/---

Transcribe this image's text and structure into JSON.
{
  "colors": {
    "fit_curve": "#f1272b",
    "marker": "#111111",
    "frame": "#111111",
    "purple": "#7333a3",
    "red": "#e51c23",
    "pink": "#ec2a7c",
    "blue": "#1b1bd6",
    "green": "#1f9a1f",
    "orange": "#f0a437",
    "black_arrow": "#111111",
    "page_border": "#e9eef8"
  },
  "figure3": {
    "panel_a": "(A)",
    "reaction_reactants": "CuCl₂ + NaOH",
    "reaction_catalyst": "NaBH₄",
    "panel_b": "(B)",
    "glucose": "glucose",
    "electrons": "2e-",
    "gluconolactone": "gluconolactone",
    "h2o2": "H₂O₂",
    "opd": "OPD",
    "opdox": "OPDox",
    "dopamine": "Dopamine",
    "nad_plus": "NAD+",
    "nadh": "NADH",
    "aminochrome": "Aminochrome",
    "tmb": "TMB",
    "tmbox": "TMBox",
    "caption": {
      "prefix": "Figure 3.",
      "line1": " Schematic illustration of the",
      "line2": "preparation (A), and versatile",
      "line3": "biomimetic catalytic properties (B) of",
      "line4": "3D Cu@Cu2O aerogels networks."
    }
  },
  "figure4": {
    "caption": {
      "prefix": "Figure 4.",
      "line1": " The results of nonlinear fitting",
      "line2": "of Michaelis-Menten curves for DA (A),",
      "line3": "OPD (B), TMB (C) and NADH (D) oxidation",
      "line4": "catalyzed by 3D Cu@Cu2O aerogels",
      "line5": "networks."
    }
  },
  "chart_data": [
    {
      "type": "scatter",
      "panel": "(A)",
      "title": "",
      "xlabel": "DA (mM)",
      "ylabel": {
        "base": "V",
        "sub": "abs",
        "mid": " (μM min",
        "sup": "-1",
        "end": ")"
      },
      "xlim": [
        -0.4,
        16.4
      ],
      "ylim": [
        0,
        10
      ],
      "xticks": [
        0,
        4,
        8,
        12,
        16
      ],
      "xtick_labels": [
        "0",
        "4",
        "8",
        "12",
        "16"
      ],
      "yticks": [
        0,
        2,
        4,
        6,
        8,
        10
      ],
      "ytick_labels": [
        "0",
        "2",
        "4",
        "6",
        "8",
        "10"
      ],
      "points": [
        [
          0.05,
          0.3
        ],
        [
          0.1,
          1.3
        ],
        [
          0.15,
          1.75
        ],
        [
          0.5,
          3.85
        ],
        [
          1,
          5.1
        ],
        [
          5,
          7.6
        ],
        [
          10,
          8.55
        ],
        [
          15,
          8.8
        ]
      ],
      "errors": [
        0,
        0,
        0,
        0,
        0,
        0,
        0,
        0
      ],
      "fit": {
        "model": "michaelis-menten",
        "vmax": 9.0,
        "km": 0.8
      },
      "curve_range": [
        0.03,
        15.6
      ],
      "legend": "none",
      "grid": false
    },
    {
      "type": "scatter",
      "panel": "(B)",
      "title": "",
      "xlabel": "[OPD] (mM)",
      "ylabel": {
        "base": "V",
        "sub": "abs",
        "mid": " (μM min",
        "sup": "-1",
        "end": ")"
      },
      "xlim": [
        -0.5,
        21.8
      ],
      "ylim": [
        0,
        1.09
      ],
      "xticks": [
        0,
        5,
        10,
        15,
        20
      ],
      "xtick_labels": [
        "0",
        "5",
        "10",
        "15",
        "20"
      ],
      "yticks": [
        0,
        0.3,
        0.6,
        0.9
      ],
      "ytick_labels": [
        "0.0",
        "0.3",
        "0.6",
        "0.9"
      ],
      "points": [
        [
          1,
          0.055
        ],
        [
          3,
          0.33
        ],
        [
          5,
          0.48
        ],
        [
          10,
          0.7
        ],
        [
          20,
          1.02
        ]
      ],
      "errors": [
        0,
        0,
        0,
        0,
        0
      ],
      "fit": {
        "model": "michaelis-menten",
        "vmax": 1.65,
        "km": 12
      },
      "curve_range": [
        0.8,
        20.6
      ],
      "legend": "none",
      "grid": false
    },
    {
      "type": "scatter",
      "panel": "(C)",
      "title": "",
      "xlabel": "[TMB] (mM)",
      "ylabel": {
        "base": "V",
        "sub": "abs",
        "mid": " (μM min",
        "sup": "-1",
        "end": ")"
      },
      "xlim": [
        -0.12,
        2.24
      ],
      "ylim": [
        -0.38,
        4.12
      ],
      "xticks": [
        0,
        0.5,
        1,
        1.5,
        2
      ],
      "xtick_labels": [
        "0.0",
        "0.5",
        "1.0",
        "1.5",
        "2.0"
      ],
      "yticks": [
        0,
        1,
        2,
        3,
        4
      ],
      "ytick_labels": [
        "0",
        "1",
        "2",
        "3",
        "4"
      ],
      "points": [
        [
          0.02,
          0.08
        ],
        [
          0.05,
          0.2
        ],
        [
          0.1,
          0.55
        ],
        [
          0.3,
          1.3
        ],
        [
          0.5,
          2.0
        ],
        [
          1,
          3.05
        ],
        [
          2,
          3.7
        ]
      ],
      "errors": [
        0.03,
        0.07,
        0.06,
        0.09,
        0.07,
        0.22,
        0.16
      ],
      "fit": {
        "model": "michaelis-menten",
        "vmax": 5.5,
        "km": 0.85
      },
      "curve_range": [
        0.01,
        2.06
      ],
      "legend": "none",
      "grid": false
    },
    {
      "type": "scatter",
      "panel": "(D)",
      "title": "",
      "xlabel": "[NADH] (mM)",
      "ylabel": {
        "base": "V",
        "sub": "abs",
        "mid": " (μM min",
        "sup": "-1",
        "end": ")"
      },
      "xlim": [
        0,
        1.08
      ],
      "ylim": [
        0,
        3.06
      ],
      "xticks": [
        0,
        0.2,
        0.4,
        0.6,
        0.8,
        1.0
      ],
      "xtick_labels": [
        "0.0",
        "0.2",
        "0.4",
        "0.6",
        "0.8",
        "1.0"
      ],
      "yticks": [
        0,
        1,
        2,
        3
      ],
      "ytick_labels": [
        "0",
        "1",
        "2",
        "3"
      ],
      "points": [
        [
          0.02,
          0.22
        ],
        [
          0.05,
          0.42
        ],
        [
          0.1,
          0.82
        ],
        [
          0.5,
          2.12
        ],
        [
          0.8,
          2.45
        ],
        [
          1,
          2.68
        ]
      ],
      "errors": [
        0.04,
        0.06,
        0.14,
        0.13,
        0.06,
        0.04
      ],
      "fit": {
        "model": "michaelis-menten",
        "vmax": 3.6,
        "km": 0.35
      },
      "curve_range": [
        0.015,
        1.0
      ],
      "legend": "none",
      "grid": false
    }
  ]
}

\---

▸ Exercise: Extract each line from the listing that holds the word "aerogels".

▸ Answer to the exercise:
      "line4": "3D Cu@Cu2O aerogels networks."
      "line4": "catalyzed by 3D Cu@Cu2O aerogels",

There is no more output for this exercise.